[Stored items]
## start

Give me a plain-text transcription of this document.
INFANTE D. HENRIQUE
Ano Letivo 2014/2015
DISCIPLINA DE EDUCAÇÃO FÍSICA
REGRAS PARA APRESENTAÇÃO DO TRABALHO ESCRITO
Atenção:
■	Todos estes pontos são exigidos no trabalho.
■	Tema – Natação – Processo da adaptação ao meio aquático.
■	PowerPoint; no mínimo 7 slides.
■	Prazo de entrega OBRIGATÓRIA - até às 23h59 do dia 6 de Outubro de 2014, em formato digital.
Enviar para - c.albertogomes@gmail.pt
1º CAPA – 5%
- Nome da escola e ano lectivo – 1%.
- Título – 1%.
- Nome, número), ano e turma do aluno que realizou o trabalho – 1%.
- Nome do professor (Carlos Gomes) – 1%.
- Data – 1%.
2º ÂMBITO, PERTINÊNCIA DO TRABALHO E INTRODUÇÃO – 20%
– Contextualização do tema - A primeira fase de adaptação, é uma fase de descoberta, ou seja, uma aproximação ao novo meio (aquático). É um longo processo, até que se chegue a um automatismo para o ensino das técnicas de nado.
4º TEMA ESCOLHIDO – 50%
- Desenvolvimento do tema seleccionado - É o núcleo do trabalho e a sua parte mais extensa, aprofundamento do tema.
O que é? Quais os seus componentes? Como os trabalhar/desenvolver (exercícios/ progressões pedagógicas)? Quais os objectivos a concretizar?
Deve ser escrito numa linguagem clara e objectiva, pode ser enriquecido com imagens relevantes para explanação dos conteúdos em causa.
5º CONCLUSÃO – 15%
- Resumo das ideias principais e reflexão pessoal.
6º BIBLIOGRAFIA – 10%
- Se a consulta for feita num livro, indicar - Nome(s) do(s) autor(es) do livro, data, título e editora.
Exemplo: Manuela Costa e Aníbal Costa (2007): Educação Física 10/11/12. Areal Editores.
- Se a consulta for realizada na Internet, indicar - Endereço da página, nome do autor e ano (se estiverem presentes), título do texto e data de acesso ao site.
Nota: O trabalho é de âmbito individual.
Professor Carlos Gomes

## end
## start

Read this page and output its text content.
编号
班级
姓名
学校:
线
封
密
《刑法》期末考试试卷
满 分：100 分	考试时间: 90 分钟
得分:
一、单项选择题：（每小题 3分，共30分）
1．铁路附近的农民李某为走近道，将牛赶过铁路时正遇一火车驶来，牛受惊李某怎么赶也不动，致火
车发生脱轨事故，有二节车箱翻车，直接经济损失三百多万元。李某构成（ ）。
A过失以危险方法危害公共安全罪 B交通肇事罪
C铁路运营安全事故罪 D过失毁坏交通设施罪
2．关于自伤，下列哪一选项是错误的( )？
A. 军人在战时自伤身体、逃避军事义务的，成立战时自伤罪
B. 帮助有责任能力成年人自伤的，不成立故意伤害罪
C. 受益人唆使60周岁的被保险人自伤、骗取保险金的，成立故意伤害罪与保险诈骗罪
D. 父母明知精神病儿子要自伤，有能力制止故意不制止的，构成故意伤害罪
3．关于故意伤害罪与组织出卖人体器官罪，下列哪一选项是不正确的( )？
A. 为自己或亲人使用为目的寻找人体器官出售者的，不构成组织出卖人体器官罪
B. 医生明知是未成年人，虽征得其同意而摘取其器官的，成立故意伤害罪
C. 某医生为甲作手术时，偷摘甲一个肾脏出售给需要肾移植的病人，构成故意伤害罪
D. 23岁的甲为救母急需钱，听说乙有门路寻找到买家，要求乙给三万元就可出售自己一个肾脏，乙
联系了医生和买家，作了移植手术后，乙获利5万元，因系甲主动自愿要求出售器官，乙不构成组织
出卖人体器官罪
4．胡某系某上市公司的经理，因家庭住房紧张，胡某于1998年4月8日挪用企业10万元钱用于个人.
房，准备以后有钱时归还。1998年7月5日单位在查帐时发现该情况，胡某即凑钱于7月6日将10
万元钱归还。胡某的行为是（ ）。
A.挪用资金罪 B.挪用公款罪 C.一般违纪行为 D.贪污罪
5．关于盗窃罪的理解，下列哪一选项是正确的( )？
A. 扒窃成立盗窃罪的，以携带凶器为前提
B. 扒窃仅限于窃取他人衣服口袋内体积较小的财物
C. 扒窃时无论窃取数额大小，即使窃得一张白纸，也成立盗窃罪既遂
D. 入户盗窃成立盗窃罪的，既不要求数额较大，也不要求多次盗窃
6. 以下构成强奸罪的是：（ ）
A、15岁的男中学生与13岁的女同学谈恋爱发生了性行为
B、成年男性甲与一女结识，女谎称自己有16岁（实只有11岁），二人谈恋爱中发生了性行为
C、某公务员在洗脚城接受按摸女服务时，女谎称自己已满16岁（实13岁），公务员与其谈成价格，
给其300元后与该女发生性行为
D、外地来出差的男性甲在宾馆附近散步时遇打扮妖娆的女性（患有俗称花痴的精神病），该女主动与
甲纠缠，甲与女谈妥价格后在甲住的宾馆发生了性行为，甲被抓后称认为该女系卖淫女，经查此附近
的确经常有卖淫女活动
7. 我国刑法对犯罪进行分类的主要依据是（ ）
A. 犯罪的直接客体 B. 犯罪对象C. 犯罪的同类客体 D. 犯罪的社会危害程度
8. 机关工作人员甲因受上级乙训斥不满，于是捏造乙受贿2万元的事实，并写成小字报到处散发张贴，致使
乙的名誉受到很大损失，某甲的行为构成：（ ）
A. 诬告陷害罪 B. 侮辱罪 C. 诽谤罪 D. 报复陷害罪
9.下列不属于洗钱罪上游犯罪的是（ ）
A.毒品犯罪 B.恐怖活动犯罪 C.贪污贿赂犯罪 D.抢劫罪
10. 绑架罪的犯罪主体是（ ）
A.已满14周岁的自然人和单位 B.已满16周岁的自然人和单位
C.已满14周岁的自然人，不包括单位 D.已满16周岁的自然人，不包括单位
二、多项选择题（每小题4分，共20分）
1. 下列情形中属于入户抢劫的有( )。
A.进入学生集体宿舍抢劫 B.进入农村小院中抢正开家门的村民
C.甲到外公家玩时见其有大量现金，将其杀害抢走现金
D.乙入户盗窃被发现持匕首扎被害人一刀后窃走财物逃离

## end

Pick out and copy every line that contains the word "consulta".

| Solved problem |
- Se a consulta for feita num livro, indicar - Nome(s) do(s) autor(es) do livro, data, título e editora.
- Se a consulta for realizada na Internet, indicar - Endereço da página, nome do autor e ano (se estiverem presentes), título do texto e data de acesso ao site.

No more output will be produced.